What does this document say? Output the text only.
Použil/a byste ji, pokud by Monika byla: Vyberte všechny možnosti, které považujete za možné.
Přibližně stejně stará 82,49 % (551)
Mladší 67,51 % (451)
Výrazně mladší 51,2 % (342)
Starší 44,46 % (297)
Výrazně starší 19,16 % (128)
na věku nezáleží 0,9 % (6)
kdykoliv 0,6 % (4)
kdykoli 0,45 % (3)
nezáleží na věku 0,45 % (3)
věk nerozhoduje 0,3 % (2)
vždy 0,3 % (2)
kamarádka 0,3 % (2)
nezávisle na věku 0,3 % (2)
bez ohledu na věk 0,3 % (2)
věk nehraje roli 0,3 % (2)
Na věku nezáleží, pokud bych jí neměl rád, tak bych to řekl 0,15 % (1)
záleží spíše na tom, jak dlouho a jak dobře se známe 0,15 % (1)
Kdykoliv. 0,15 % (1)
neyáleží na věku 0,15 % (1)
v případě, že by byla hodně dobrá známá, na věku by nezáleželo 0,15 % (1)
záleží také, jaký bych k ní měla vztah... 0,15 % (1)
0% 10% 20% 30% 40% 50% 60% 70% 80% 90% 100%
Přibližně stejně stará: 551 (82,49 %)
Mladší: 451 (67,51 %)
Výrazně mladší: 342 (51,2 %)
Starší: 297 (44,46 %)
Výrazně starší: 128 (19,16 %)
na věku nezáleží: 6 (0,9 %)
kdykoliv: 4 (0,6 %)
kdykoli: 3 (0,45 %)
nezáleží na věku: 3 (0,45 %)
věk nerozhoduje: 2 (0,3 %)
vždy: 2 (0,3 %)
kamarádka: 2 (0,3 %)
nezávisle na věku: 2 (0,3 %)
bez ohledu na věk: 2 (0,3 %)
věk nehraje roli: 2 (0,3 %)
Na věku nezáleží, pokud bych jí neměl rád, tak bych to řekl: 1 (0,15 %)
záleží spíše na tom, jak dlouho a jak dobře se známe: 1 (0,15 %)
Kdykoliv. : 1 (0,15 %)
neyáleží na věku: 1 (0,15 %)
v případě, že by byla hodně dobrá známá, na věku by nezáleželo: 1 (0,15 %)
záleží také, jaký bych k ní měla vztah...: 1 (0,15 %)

◆ **OBJECTIVE**:
Only lines that contain the word "řekl" are wanted; copy each of them.

◆ **FINAL RESULT**:
Na věku nezáleží, pokud bych jí neměl rád, tak bych to řekl 0,15 % (1)
Na věku nezáleží, pokud bych jí neměl rád, tak bych to řekl: 1 (0,15 %)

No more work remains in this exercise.